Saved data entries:
===============

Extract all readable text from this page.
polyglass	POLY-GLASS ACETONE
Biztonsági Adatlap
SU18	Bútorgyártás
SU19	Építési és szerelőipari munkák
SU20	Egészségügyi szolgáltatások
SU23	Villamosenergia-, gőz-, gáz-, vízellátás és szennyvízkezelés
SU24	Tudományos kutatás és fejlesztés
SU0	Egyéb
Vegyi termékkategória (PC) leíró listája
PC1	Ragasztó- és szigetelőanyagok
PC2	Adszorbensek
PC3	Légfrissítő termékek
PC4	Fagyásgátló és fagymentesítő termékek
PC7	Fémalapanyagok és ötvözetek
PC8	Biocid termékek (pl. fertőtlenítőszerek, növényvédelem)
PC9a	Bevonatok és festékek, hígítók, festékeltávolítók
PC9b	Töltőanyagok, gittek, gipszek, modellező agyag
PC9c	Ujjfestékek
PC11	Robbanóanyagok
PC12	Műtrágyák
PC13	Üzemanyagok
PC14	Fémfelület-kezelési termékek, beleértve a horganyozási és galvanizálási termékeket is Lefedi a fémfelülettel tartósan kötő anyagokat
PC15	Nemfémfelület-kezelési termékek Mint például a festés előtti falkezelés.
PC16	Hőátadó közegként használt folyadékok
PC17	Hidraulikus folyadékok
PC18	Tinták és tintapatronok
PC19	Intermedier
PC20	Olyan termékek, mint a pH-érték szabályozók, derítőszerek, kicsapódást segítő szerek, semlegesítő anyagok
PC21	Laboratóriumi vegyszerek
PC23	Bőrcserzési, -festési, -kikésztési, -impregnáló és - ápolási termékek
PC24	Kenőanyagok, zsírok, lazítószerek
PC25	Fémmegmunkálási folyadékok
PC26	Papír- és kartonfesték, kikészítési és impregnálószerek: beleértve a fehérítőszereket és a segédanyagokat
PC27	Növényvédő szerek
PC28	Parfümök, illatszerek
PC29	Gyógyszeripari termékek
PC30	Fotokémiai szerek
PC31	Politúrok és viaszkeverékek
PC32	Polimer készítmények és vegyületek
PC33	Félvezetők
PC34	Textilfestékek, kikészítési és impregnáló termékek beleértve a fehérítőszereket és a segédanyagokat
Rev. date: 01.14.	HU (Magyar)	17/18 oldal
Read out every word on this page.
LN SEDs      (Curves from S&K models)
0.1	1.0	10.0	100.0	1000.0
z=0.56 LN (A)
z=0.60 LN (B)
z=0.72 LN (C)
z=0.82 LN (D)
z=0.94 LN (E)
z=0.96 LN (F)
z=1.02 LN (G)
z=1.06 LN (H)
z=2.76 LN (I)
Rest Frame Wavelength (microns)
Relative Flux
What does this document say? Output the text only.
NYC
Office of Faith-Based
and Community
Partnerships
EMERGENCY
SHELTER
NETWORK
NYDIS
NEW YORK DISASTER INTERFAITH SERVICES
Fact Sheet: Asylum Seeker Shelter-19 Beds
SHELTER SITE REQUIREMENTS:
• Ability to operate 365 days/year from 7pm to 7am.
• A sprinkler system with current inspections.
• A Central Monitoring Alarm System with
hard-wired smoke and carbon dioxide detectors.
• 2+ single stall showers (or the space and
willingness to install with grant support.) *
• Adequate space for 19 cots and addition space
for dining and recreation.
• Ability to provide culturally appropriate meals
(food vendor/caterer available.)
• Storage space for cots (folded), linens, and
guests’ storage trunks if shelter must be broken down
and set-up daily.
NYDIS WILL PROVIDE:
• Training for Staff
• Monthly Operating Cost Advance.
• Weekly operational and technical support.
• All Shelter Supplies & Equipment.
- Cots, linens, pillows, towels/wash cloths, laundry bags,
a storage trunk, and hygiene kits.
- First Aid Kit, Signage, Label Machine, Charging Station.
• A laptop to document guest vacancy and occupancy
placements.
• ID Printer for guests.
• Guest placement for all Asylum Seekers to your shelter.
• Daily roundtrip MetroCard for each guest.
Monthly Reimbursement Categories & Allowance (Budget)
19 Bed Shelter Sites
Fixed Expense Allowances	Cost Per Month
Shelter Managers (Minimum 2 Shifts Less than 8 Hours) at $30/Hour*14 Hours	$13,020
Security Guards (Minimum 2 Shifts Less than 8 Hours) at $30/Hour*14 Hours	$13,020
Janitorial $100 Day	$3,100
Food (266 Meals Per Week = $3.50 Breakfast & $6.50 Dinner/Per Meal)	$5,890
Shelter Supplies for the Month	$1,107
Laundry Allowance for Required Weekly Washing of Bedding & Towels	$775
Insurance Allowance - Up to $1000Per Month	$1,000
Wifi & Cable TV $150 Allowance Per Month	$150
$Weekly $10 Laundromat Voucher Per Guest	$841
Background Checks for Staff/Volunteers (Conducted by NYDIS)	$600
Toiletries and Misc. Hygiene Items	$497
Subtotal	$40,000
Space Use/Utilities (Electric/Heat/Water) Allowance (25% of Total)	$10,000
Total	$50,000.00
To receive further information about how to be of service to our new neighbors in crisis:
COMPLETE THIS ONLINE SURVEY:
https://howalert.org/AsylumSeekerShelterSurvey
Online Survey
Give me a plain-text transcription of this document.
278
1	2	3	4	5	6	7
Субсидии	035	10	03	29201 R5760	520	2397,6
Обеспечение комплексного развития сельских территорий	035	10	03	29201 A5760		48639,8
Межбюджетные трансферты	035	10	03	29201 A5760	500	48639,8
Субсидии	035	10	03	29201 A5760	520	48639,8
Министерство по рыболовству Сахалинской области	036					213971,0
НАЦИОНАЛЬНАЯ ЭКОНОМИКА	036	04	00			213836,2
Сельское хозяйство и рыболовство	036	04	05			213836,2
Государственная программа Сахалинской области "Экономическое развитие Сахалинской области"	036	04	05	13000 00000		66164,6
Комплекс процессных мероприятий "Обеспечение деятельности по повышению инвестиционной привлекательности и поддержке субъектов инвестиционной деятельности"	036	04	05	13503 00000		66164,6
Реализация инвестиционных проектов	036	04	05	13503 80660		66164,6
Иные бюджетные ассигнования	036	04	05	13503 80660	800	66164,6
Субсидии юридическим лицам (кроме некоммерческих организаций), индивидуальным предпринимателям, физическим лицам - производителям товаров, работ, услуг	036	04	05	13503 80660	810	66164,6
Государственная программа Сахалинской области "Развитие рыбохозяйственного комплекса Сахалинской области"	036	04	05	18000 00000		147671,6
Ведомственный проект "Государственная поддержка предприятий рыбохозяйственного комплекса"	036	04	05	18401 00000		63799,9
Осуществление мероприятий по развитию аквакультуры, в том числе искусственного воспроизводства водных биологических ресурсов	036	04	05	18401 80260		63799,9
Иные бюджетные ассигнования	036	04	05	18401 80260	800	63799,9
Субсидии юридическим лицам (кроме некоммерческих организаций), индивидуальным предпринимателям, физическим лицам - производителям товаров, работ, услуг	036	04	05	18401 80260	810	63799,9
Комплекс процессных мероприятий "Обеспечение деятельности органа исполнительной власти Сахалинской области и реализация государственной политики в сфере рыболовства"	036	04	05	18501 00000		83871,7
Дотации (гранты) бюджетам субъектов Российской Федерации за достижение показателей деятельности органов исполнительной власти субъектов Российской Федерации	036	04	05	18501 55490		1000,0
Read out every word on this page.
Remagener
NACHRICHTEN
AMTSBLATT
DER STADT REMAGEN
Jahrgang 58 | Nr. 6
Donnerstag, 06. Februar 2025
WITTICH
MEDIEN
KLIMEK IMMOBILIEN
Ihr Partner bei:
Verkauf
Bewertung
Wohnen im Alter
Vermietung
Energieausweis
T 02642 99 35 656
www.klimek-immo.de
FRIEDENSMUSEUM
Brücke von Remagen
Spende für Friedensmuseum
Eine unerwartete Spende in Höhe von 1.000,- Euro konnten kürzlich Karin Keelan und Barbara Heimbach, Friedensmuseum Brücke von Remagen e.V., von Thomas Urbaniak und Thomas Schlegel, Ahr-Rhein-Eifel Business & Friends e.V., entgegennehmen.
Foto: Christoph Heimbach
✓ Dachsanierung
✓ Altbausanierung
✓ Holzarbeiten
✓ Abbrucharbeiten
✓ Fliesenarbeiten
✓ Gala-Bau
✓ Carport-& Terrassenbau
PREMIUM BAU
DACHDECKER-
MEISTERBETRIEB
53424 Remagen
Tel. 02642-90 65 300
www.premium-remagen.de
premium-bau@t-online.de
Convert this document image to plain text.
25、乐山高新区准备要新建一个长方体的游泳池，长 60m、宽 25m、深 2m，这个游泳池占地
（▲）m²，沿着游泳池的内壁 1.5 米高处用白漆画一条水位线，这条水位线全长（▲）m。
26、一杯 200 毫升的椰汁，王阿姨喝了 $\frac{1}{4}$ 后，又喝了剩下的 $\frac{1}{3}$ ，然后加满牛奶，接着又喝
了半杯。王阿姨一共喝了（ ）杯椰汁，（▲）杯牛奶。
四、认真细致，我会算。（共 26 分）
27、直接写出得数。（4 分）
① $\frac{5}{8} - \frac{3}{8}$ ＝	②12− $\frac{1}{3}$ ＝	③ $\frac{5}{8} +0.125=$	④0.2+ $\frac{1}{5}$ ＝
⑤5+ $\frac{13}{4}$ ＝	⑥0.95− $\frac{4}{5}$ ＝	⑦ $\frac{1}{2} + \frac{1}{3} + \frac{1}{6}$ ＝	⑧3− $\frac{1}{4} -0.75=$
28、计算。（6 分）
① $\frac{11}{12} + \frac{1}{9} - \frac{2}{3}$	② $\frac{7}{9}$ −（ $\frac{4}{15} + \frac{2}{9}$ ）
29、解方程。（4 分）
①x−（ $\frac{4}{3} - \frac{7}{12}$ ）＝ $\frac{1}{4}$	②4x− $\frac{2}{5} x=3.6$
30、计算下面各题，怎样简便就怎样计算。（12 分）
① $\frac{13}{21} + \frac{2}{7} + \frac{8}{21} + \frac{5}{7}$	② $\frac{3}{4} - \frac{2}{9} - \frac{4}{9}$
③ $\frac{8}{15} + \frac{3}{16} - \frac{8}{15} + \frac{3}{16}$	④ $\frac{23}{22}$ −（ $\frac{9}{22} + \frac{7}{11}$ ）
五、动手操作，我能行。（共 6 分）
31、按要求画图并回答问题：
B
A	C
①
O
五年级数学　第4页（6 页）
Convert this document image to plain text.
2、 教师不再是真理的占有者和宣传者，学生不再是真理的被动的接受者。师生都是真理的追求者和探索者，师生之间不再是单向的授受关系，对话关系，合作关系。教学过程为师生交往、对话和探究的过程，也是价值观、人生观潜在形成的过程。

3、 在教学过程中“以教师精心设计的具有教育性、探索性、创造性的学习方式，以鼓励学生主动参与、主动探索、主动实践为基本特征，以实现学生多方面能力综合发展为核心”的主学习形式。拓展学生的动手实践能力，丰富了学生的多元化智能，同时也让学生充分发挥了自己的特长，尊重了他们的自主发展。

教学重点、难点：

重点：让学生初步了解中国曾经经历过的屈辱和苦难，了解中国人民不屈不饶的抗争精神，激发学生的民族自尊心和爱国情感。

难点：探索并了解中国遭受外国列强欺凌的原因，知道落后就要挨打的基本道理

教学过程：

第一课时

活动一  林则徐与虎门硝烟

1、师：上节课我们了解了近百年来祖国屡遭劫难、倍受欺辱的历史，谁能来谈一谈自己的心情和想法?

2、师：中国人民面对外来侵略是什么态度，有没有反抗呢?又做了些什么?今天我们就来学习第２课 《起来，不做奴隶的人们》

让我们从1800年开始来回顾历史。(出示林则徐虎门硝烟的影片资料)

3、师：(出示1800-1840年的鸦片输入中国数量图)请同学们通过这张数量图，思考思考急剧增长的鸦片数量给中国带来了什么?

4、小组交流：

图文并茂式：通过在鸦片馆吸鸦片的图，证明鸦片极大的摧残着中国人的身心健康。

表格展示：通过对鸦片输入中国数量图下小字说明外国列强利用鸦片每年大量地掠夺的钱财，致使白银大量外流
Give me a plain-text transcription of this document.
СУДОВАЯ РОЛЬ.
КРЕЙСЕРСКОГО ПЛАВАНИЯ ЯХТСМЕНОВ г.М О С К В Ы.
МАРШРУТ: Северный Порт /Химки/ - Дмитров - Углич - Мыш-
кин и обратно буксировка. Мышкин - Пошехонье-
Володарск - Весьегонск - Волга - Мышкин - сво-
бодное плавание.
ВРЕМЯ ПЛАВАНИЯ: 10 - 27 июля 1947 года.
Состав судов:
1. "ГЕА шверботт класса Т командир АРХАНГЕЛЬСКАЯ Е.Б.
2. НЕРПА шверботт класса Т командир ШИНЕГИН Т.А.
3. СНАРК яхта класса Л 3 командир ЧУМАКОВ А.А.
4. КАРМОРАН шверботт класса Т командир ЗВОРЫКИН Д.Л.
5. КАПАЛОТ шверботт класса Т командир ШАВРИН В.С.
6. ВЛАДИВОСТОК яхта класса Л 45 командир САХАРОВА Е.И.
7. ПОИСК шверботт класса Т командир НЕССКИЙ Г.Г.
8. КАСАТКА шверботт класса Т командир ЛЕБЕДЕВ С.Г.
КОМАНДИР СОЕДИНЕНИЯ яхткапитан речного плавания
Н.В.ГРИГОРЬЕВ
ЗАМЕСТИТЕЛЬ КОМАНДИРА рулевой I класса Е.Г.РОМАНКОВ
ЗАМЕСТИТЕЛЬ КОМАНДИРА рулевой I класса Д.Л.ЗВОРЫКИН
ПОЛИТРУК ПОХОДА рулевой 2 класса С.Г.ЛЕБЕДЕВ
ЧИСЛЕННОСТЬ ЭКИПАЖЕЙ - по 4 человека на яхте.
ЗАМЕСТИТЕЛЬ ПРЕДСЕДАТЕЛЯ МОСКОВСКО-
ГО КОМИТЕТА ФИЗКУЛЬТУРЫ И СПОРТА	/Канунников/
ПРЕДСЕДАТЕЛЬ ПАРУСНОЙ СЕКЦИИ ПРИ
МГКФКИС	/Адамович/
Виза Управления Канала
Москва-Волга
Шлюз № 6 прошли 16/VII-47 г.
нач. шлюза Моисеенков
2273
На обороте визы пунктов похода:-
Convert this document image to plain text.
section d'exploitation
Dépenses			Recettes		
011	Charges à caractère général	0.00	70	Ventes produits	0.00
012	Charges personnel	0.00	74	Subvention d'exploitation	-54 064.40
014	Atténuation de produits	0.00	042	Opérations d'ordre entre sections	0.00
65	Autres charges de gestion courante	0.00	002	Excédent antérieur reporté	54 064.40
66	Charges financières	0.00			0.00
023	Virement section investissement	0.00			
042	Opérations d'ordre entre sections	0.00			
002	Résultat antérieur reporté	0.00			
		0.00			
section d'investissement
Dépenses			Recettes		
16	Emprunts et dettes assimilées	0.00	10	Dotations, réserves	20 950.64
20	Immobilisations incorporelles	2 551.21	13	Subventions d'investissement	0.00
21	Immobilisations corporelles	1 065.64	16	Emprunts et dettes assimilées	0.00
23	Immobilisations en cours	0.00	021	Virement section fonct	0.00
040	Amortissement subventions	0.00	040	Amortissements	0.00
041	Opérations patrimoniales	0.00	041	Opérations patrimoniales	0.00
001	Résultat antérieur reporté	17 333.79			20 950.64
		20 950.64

===============

Job: Collect the lines of the records that include the string "support".

Output for this exercise:
willingness to install with grant support.) *
• Weekly operational and technical support.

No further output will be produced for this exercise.